| GIVEN EXERCISE |
Gather up all lines that carry the word "plain".

| GIVEN ENTRIES |
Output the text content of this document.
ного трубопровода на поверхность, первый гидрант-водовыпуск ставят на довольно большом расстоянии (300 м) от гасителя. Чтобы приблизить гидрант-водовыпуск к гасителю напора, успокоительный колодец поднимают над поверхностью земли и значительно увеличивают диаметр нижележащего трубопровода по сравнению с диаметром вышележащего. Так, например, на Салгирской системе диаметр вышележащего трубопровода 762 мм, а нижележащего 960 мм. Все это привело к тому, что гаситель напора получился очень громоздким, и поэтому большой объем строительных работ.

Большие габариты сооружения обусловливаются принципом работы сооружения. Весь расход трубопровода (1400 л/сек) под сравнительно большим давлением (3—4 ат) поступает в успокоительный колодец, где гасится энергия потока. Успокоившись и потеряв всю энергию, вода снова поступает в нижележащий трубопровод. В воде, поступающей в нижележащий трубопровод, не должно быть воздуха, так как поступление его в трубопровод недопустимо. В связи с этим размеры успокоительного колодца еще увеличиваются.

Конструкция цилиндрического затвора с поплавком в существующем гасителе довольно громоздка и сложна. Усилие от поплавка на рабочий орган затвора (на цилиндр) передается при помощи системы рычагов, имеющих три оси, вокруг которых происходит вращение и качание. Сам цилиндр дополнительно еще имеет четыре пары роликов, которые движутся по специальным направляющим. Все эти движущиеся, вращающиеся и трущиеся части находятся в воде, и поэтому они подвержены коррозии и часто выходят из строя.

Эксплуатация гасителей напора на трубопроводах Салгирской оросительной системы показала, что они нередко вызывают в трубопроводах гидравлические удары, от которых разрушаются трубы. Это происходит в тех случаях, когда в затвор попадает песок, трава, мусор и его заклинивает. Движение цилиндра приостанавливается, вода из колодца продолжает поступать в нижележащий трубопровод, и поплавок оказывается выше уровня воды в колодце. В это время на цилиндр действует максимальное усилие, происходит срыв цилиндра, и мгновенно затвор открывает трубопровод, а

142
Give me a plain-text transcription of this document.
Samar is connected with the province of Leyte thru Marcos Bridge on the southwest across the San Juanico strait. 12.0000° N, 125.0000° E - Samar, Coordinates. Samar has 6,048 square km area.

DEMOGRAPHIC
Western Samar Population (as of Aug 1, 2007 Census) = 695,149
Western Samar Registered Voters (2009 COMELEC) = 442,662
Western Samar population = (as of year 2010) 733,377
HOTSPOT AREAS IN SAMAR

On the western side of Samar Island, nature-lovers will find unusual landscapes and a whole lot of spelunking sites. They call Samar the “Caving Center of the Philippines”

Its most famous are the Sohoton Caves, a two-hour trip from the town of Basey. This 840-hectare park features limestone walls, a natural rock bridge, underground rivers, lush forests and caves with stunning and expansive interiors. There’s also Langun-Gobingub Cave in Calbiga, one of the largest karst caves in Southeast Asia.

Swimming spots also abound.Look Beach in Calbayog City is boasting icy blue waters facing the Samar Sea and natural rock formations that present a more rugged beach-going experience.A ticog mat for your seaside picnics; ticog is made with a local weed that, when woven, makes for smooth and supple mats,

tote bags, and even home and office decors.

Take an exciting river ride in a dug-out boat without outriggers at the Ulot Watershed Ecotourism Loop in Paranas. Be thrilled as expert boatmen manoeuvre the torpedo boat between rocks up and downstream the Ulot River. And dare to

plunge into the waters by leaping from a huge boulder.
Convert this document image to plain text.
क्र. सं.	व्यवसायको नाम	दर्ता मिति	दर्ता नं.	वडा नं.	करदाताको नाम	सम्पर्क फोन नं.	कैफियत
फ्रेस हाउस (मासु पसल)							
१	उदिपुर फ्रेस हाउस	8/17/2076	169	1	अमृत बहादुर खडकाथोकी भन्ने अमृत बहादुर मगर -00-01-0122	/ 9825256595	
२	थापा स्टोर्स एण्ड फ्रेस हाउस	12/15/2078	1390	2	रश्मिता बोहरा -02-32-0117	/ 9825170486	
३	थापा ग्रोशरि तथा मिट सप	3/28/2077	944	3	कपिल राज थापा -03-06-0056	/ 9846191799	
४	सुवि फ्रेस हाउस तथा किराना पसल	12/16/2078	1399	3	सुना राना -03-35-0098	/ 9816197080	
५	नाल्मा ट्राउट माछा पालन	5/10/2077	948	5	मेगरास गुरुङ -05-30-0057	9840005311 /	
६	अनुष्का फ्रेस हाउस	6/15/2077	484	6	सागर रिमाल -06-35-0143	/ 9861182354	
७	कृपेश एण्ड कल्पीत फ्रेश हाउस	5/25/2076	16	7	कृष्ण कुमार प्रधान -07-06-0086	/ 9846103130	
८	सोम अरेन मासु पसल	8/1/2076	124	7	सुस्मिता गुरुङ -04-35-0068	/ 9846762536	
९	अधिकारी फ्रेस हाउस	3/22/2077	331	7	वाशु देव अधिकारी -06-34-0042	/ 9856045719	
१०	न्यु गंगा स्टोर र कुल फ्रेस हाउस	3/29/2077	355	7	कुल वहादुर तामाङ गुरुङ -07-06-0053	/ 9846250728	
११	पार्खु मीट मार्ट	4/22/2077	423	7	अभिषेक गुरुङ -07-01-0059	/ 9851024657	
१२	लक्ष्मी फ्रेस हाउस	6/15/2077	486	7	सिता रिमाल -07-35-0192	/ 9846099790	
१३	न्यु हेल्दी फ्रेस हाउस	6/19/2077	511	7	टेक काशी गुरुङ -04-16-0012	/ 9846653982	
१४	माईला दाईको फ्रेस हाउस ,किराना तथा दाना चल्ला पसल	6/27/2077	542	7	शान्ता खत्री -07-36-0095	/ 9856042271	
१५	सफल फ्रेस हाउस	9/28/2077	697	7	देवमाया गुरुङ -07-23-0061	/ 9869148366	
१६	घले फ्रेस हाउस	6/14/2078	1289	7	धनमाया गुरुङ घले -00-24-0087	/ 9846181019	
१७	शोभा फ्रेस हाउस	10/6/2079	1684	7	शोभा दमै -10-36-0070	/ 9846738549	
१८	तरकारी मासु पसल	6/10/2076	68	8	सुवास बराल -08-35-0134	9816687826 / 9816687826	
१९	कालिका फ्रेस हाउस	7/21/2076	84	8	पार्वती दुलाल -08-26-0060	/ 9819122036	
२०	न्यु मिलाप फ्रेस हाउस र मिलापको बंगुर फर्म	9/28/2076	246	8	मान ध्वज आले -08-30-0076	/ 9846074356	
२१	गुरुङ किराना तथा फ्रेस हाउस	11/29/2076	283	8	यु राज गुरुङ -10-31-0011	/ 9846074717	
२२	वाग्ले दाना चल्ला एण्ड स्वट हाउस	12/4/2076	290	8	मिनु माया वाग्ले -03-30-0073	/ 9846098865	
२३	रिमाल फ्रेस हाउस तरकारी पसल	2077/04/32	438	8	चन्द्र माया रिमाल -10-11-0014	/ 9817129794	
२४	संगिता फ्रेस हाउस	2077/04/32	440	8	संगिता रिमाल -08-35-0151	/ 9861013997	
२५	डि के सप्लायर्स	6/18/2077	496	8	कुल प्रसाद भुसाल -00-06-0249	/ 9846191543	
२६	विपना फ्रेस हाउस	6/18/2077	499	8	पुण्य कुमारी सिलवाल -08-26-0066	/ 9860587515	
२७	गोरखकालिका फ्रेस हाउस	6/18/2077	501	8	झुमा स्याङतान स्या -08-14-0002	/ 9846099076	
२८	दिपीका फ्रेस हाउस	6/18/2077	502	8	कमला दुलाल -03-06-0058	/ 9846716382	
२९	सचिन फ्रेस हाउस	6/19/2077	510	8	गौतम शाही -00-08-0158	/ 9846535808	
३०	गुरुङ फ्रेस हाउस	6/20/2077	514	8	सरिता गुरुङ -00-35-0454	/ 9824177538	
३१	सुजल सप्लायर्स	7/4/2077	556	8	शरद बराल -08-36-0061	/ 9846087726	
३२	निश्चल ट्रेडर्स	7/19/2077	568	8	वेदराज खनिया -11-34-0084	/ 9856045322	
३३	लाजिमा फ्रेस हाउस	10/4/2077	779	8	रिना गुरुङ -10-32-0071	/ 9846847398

| THE SOLUTION |
Give me a plain-text transcription of this document.
Convert this document image to plain text.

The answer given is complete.